### AIM
What lines of the data hold the string "this"? Pull each one out.

### STORED RECORDS
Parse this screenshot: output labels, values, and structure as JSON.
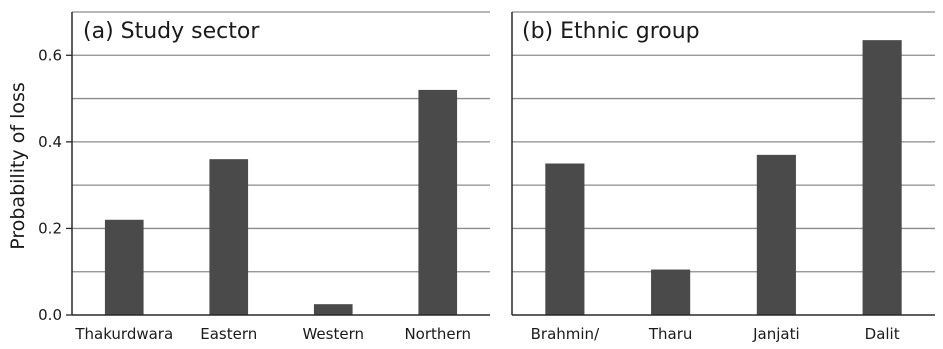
{
  "chart_data": [
    {
      "type": "bar",
      "title": "(a) Study sector",
      "ylabel": "Probability of loss",
      "xlabel": "",
      "categories": [
        "Thakurdwara",
        "Eastern",
        "Western",
        "Northern"
      ],
      "values": [
        0.22,
        0.36,
        0.025,
        0.52
      ],
      "ylim": [
        0,
        0.7
      ],
      "yticks": [
        "0.0",
        "0.2",
        "0.4",
        "0.6"
      ],
      "grid": true,
      "bar_color": "#4a4a4a",
      "grid_color": "#8c8c8c"
    },
    {
      "type": "bar",
      "title": "(b) Ethnic group",
      "ylabel": "",
      "xlabel": "",
      "categories": [
        "Brahmin/",
        "Tharu",
        "Janjati",
        "Dalit"
      ],
      "values": [
        0.35,
        0.105,
        0.37,
        0.635
      ],
      "ylim": [
        0,
        0.7
      ],
      "yticks": [],
      "grid": true,
      "bar_color": "#4a4a4a",
      "grid_color": "#8c8c8c"
    }
  ]
}
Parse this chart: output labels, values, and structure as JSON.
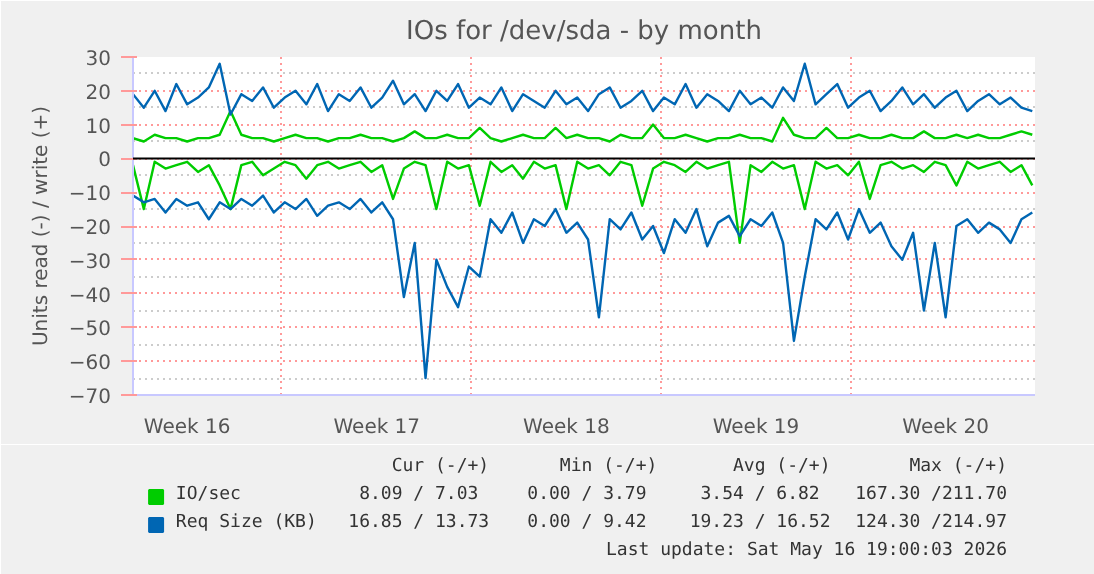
{
  "chart_data": {
    "type": "line",
    "title": "IOs for /dev/sda - by month",
    "ylabel": "Units read (-) / write (+)",
    "x": [
      "2026-04-14T12:00",
      "2026-04-14T21:36",
      "2026-04-15T07:12",
      "2026-04-15T16:48",
      "2026-04-16T02:24",
      "2026-04-16T12:00",
      "2026-04-16T21:36",
      "2026-04-17T07:12",
      "2026-04-17T16:48",
      "2026-04-18T02:24",
      "2026-04-18T12:00",
      "2026-04-18T21:36",
      "2026-04-19T07:12",
      "2026-04-19T16:48",
      "2026-04-20T02:24",
      "2026-04-20T12:00",
      "2026-04-20T21:36",
      "2026-04-21T07:12",
      "2026-04-21T16:48",
      "2026-04-22T02:24",
      "2026-04-22T12:00",
      "2026-04-22T21:36",
      "2026-04-23T07:12",
      "2026-04-23T16:48",
      "2026-04-24T02:24",
      "2026-04-24T12:00",
      "2026-04-24T21:36",
      "2026-04-25T07:12",
      "2026-04-25T16:48",
      "2026-04-26T02:24",
      "2026-04-26T12:00",
      "2026-04-26T21:36",
      "2026-04-27T07:12",
      "2026-04-27T16:48",
      "2026-04-28T02:24",
      "2026-04-28T12:00",
      "2026-04-28T21:36",
      "2026-04-29T07:12",
      "2026-04-29T16:48",
      "2026-04-30T02:24",
      "2026-04-30T12:00",
      "2026-04-30T21:36",
      "2026-05-01T07:12",
      "2026-05-01T16:48",
      "2026-05-02T02:24",
      "2026-05-02T12:00",
      "2026-05-02T21:36",
      "2026-05-03T07:12",
      "2026-05-03T16:48",
      "2026-05-04T02:24",
      "2026-05-04T12:00",
      "2026-05-04T21:36",
      "2026-05-05T07:12",
      "2026-05-05T16:48",
      "2026-05-06T02:24",
      "2026-05-06T12:00",
      "2026-05-06T21:36",
      "2026-05-07T07:12",
      "2026-05-07T16:48",
      "2026-05-08T02:24",
      "2026-05-08T12:00",
      "2026-05-08T21:36",
      "2026-05-09T07:12",
      "2026-05-09T16:48",
      "2026-05-10T02:24",
      "2026-05-10T12:00",
      "2026-05-10T21:36",
      "2026-05-11T07:12",
      "2026-05-11T16:48",
      "2026-05-12T02:24",
      "2026-05-12T12:00",
      "2026-05-12T21:36",
      "2026-05-13T07:12",
      "2026-05-13T16:48",
      "2026-05-14T02:24",
      "2026-05-14T12:00",
      "2026-05-14T21:36",
      "2026-05-15T07:12",
      "2026-05-15T16:48",
      "2026-05-16T02:24",
      "2026-05-16T12:00",
      "2026-05-16T21:36",
      "2026-05-17T07:12",
      "2026-05-17T16:48"
    ],
    "series": [
      {
        "name": "IO/sec",
        "color": "#00cc00",
        "values": [
          6,
          5,
          7,
          6,
          6,
          5,
          6,
          6,
          7,
          14,
          7,
          6,
          6,
          5,
          6,
          7,
          6,
          6,
          5,
          6,
          6,
          7,
          6,
          6,
          5,
          6,
          8,
          6,
          6,
          7,
          6,
          6,
          9,
          6,
          5,
          6,
          7,
          6,
          6,
          9,
          6,
          7,
          6,
          6,
          5,
          7,
          6,
          6,
          10,
          6,
          6,
          7,
          6,
          5,
          6,
          6,
          7,
          6,
          6,
          5,
          12,
          7,
          6,
          6,
          9,
          6,
          6,
          7,
          6,
          6,
          7,
          6,
          6,
          8,
          6,
          6,
          7,
          6,
          7,
          6,
          6,
          7,
          8,
          7
        ]
      },
      {
        "color": "#00cc00",
        "values": [
          -2,
          -15,
          -1,
          -3,
          -2,
          -1,
          -4,
          -2,
          -8,
          -15,
          -2,
          -1,
          -5,
          -3,
          -1,
          -2,
          -6,
          -2,
          -1,
          -3,
          -2,
          -1,
          -4,
          -2,
          -12,
          -3,
          -1,
          -2,
          -15,
          -1,
          -3,
          -2,
          -14,
          -1,
          -4,
          -2,
          -6,
          -1,
          -3,
          -2,
          -15,
          -1,
          -3,
          -2,
          -5,
          -1,
          -2,
          -14,
          -3,
          -1,
          -2,
          -4,
          -1,
          -3,
          -2,
          -1,
          -25,
          -2,
          -4,
          -1,
          -3,
          -2,
          -15,
          -1,
          -3,
          -2,
          -5,
          -1,
          -12,
          -2,
          -1,
          -3,
          -2,
          -4,
          -1,
          -2,
          -8,
          -1,
          -3,
          -2,
          -1,
          -4,
          -2,
          -8
        ]
      },
      {
        "name": "Req Size (KB)",
        "color": "#0066b3",
        "values": [
          19,
          15,
          20,
          14,
          22,
          16,
          18,
          21,
          28,
          13,
          19,
          17,
          21,
          15,
          18,
          20,
          16,
          22,
          14,
          19,
          17,
          21,
          15,
          18,
          23,
          16,
          19,
          14,
          20,
          17,
          22,
          15,
          18,
          16,
          21,
          14,
          19,
          17,
          15,
          20,
          16,
          18,
          14,
          19,
          21,
          15,
          17,
          20,
          14,
          18,
          16,
          22,
          15,
          19,
          17,
          14,
          20,
          16,
          18,
          15,
          21,
          17,
          28,
          16,
          19,
          22,
          15,
          18,
          20,
          14,
          17,
          21,
          16,
          19,
          15,
          18,
          20,
          14,
          17,
          19,
          16,
          18,
          15,
          14
        ]
      },
      {
        "color": "#0066b3",
        "values": [
          -11,
          -13,
          -12,
          -16,
          -12,
          -14,
          -13,
          -18,
          -13,
          -15,
          -12,
          -14,
          -11,
          -16,
          -13,
          -15,
          -12,
          -17,
          -14,
          -13,
          -15,
          -12,
          -16,
          -13,
          -18,
          -41,
          -25,
          -65,
          -30,
          -38,
          -44,
          -32,
          -35,
          -18,
          -22,
          -16,
          -25,
          -18,
          -20,
          -15,
          -22,
          -19,
          -24,
          -47,
          -18,
          -21,
          -16,
          -24,
          -20,
          -28,
          -18,
          -22,
          -15,
          -26,
          -19,
          -17,
          -23,
          -18,
          -20,
          -16,
          -25,
          -54,
          -35,
          -18,
          -21,
          -16,
          -24,
          -15,
          -22,
          -19,
          -26,
          -30,
          -22,
          -45,
          -25,
          -47,
          -20,
          -18,
          -22,
          -19,
          -21,
          -25,
          -18,
          -16
        ]
      }
    ],
    "xlim": [
      "2026-04-14T12:00",
      "2026-05-17T19:12"
    ],
    "xticks": [
      {
        "value": "2026-04-16T12:00",
        "label": "Week 16"
      },
      {
        "value": "2026-04-20",
        "label": null
      },
      {
        "value": "2026-04-23T12:00",
        "label": "Week 17"
      },
      {
        "value": "2026-04-27",
        "label": null
      },
      {
        "value": "2026-04-30T12:00",
        "label": "Week 18"
      },
      {
        "value": "2026-05-04",
        "label": null
      },
      {
        "value": "2026-05-07T12:00",
        "label": "Week 19"
      },
      {
        "value": "2026-05-11",
        "label": null
      },
      {
        "value": "2026-05-14T12:00",
        "label": "Week 20"
      }
    ],
    "ylim": [
      -70,
      30
    ],
    "yticks": [
      -70,
      -60,
      -50,
      -40,
      -30,
      -20,
      -10,
      0,
      10,
      20,
      30
    ],
    "ref_lines": [
      {
        "axis": "y",
        "value": 0,
        "color": "#000000"
      }
    ],
    "grid": true,
    "legend": "bottom",
    "annotations": [
      "Cur (-/+)",
      "Min (-/+)",
      "Avg (-/+)",
      "Max (-/+)",
      "8.09 /  7.03",
      "0.00 /  3.79",
      "3.54 /  6.82",
      "167.30 /211.70",
      "16.85 / 13.73",
      "0.00 /  9.42",
      "19.23 / 16.52",
      "124.30 /214.97",
      "Last update: Sat May 16 19:00:03 2026"
    ]
  }
}
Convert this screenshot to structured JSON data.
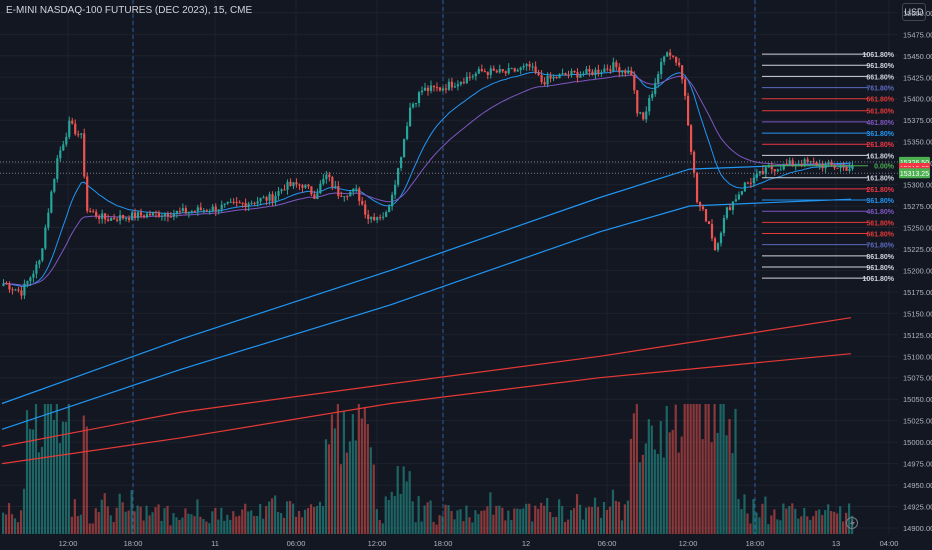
{
  "header": {
    "symbol_title": "E-MINI NASDAQ-100 FUTURES (DEC 2023), 15, CME"
  },
  "currency_button": {
    "label": "USD"
  },
  "colors": {
    "bg": "#131722",
    "grid": "#1e222d",
    "up": "#26a69a",
    "down": "#ef5350",
    "ma_blue": "#2196f3",
    "ma_purple": "#7e57c2",
    "ma_red": "#e53935",
    "text": "#b2b5be",
    "session_line": "#2a5d9f",
    "price_tag_green": "#4caf50",
    "price_tag_red": "#f23645"
  },
  "chart_data": {
    "type": "candlestick",
    "y_axis": {
      "ticks": [
        15500,
        15475,
        15450,
        15425,
        15400,
        15375,
        15350,
        15325,
        15300,
        15275,
        15250,
        15225,
        15200,
        15175,
        15150,
        15125,
        15100,
        15075,
        15050,
        15025,
        15000,
        14975,
        14950,
        14925,
        14900
      ],
      "min": 14893,
      "max": 15515
    },
    "x_axis": {
      "ticks": [
        "12:00",
        "18:00",
        "11",
        "06:00",
        "12:00",
        "18:00",
        "12",
        "06:00",
        "12:00",
        "18:00",
        "13",
        "04:00"
      ]
    },
    "price_path": [
      [
        0,
        15185
      ],
      [
        6,
        15175
      ],
      [
        12,
        15210
      ],
      [
        18,
        15330
      ],
      [
        22,
        15370
      ],
      [
        26,
        15355
      ],
      [
        28,
        15270
      ],
      [
        34,
        15260
      ],
      [
        48,
        15265
      ],
      [
        60,
        15268
      ],
      [
        70,
        15272
      ],
      [
        80,
        15278
      ],
      [
        90,
        15285
      ],
      [
        94,
        15298
      ],
      [
        100,
        15300
      ],
      [
        104,
        15288
      ],
      [
        108,
        15310
      ],
      [
        112,
        15290
      ],
      [
        118,
        15292
      ],
      [
        122,
        15262
      ],
      [
        128,
        15265
      ],
      [
        132,
        15318
      ],
      [
        136,
        15390
      ],
      [
        140,
        15410
      ],
      [
        146,
        15412
      ],
      [
        152,
        15420
      ],
      [
        160,
        15432
      ],
      [
        168,
        15430
      ],
      [
        176,
        15437
      ],
      [
        180,
        15420
      ],
      [
        188,
        15428
      ],
      [
        196,
        15430
      ],
      [
        204,
        15438
      ],
      [
        210,
        15430
      ],
      [
        212,
        15385
      ],
      [
        214,
        15375
      ],
      [
        218,
        15420
      ],
      [
        222,
        15458
      ],
      [
        226,
        15440
      ],
      [
        228,
        15405
      ],
      [
        232,
        15280
      ],
      [
        236,
        15255
      ],
      [
        238,
        15225
      ],
      [
        242,
        15270
      ],
      [
        248,
        15300
      ],
      [
        256,
        15318
      ],
      [
        266,
        15326
      ],
      [
        276,
        15322
      ],
      [
        284,
        15319
      ]
    ],
    "moving_averages": [
      {
        "color": "ma_blue",
        "points": [
          [
            0,
            15045
          ],
          [
            60,
            15120
          ],
          [
            130,
            15200
          ],
          [
            200,
            15285
          ],
          [
            230,
            15318
          ],
          [
            284,
            15325
          ]
        ]
      },
      {
        "color": "ma_blue",
        "points": [
          [
            0,
            15015
          ],
          [
            60,
            15085
          ],
          [
            130,
            15160
          ],
          [
            200,
            15245
          ],
          [
            230,
            15275
          ],
          [
            284,
            15283
          ]
        ]
      },
      {
        "color": "ma_red",
        "points": [
          [
            0,
            14995
          ],
          [
            60,
            15035
          ],
          [
            130,
            15068
          ],
          [
            200,
            15100
          ],
          [
            284,
            15145
          ]
        ]
      },
      {
        "color": "ma_red",
        "points": [
          [
            0,
            14975
          ],
          [
            60,
            15005
          ],
          [
            130,
            15045
          ],
          [
            200,
            15075
          ],
          [
            284,
            15103
          ]
        ]
      }
    ],
    "fibonacci_levels": [
      {
        "label": "1061.80%",
        "value": 15452,
        "color": "#d1d4dc"
      },
      {
        "label": "961.80%",
        "value": 15439,
        "color": "#d1d4dc"
      },
      {
        "label": "861.80%",
        "value": 15426,
        "color": "#d1d4dc"
      },
      {
        "label": "761.80%",
        "value": 15413,
        "color": "#5c6bc0"
      },
      {
        "label": "661.80%",
        "value": 15400,
        "color": "#e53935"
      },
      {
        "label": "561.80%",
        "value": 15386,
        "color": "#e53935"
      },
      {
        "label": "461.80%",
        "value": 15373,
        "color": "#7e57c2"
      },
      {
        "label": "361.80%",
        "value": 15360,
        "color": "#2196f3"
      },
      {
        "label": "261.80%",
        "value": 15347,
        "color": "#f23645"
      },
      {
        "label": "161.80%",
        "value": 15334,
        "color": "#d1d4dc"
      },
      {
        "label": "0.00%",
        "value": 15322,
        "color": "#4caf50"
      },
      {
        "label": "161.80%",
        "value": 15308,
        "color": "#d1d4dc"
      },
      {
        "label": "261.80%",
        "value": 15295,
        "color": "#f23645"
      },
      {
        "label": "361.80%",
        "value": 15282,
        "color": "#2196f3"
      },
      {
        "label": "461.80%",
        "value": 15269,
        "color": "#7e57c2"
      },
      {
        "label": "561.80%",
        "value": 15256,
        "color": "#e53935"
      },
      {
        "label": "661.80%",
        "value": 15243,
        "color": "#e53935"
      },
      {
        "label": "761.80%",
        "value": 15230,
        "color": "#5c6bc0"
      },
      {
        "label": "861.80%",
        "value": 15217,
        "color": "#d1d4dc"
      },
      {
        "label": "961.80%",
        "value": 15204,
        "color": "#d1d4dc"
      },
      {
        "label": "1061.80%",
        "value": 15191,
        "color": "#d1d4dc"
      }
    ],
    "price_tags": [
      {
        "label": "15326.50",
        "value": 15326.5,
        "color": "price_tag_green"
      },
      {
        "label": "15319.25",
        "value": 15319.25,
        "color": "price_tag_red"
      },
      {
        "label": "07:59",
        "value": 15315,
        "color": "price_tag_red"
      },
      {
        "label": "15313.25",
        "value": 15313.25,
        "color": "price_tag_green"
      }
    ],
    "volume_axis_note": "volume bars overlay the lower price area"
  }
}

### PROBLEM SOLUTION
Parse this screenshot: output labels, values, and structure as JSON.
Parse this chart: output labels, values, and structure as JSON.
Convert this screenshot to structured JSON data.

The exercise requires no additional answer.